*** Begin section ***
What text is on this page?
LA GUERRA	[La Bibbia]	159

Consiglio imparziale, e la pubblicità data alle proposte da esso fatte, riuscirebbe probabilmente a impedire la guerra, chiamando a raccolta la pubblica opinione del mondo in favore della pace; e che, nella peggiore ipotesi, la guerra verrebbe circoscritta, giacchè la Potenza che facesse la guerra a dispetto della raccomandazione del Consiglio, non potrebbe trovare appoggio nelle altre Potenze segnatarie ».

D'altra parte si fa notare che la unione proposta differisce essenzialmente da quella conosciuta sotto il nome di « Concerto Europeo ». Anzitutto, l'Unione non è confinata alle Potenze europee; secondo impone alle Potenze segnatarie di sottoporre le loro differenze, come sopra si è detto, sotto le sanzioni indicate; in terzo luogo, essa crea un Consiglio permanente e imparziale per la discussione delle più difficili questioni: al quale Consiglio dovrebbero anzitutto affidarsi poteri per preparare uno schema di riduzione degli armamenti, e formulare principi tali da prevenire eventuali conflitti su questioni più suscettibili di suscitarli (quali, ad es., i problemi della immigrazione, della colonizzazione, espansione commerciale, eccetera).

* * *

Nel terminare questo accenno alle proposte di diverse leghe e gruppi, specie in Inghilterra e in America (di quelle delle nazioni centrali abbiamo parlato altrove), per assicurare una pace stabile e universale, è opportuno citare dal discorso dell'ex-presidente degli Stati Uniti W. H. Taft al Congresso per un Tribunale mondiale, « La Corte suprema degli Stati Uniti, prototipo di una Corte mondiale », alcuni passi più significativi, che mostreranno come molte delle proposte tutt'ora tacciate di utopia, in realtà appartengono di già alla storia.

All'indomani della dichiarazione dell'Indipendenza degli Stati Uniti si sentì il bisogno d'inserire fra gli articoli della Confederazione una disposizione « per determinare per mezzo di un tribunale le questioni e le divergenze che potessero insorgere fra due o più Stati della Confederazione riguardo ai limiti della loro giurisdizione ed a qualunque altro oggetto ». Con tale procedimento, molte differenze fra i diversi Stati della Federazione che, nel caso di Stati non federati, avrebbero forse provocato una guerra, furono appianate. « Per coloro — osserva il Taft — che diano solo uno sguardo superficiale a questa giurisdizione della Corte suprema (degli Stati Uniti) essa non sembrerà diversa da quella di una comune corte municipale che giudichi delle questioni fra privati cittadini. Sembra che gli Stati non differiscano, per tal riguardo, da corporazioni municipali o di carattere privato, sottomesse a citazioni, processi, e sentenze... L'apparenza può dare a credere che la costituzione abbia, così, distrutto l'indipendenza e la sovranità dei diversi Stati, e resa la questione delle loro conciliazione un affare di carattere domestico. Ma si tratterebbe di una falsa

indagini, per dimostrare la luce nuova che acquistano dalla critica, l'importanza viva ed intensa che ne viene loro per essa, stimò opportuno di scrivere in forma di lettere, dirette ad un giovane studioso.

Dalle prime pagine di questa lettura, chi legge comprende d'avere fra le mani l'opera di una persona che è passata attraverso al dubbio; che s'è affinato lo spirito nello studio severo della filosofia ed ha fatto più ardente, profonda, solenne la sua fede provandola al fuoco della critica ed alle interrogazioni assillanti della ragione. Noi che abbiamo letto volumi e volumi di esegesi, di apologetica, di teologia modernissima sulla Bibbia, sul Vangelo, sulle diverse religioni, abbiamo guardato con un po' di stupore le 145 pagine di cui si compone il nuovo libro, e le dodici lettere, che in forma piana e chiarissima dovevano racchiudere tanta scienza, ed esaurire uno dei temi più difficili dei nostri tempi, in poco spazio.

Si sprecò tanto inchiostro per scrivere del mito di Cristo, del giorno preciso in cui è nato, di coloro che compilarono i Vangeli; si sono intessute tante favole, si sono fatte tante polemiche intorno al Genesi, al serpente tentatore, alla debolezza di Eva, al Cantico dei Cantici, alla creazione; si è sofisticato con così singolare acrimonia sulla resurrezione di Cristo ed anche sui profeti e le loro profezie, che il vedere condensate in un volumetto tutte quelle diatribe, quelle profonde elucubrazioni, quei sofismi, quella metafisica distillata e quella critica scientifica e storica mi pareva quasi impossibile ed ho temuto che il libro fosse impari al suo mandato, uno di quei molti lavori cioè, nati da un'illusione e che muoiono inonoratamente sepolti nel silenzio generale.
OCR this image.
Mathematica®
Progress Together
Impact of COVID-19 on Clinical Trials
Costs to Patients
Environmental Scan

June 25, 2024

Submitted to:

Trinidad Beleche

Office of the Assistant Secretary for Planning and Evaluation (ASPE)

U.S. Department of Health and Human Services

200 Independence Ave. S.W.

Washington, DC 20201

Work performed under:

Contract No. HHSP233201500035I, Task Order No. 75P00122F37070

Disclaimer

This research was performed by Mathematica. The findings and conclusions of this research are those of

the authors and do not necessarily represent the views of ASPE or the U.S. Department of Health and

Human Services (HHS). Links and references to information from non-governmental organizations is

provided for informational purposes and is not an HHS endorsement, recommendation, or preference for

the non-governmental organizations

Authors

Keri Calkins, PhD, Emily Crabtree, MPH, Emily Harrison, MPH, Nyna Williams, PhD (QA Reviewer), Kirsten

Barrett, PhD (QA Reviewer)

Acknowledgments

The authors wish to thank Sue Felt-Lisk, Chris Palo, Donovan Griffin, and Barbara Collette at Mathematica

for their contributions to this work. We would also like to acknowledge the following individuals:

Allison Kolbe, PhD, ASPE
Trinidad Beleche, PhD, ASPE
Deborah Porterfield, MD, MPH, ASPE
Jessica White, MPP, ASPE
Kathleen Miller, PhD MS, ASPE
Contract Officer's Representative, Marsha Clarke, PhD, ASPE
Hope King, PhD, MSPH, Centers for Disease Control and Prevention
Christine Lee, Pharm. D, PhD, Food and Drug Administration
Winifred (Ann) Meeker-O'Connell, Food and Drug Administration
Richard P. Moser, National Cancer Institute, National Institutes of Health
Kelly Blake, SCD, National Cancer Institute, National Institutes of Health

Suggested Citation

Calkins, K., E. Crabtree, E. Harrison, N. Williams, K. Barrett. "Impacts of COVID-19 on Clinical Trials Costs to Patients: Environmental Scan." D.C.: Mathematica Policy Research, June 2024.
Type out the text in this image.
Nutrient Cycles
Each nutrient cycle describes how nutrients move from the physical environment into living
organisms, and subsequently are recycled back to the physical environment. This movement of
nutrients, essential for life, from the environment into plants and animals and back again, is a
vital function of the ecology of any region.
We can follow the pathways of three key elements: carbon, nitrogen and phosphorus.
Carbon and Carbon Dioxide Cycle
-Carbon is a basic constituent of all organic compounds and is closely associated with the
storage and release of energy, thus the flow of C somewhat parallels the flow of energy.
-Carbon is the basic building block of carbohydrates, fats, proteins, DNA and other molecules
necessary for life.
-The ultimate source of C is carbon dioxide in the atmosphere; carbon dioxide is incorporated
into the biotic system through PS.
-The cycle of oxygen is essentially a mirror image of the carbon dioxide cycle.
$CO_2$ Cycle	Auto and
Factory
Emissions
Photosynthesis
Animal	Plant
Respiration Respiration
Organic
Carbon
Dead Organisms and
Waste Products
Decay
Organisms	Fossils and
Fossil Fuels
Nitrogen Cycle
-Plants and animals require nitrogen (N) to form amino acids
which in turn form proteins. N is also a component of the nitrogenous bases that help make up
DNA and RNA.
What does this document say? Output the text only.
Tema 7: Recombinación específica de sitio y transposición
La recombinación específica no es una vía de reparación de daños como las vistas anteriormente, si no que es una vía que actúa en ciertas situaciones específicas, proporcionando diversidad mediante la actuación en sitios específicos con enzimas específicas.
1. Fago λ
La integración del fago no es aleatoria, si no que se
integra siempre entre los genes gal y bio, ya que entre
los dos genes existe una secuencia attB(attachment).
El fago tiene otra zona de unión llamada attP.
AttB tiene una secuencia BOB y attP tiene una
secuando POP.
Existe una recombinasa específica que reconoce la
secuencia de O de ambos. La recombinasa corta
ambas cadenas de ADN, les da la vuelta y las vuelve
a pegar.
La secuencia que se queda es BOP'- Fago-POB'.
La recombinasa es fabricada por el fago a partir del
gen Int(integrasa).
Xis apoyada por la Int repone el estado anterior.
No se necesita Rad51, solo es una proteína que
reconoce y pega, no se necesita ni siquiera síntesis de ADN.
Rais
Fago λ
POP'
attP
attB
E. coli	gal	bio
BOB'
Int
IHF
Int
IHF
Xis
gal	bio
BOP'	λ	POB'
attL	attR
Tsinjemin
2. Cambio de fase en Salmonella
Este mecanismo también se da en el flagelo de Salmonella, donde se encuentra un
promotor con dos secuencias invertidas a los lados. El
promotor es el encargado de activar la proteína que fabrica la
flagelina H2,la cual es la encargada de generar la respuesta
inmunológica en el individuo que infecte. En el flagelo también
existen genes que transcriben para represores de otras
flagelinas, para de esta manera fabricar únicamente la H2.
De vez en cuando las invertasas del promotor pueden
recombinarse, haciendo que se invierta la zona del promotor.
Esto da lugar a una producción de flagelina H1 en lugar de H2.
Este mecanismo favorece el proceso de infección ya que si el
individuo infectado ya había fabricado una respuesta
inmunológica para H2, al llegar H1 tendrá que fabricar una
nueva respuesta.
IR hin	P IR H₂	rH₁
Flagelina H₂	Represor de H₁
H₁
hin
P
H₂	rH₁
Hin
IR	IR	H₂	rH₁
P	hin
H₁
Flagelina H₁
*** End section ***
(Directions):
Find the number of lines above that hold the word "reconoce", then write that number by itself.

(Answer for this exercise):
2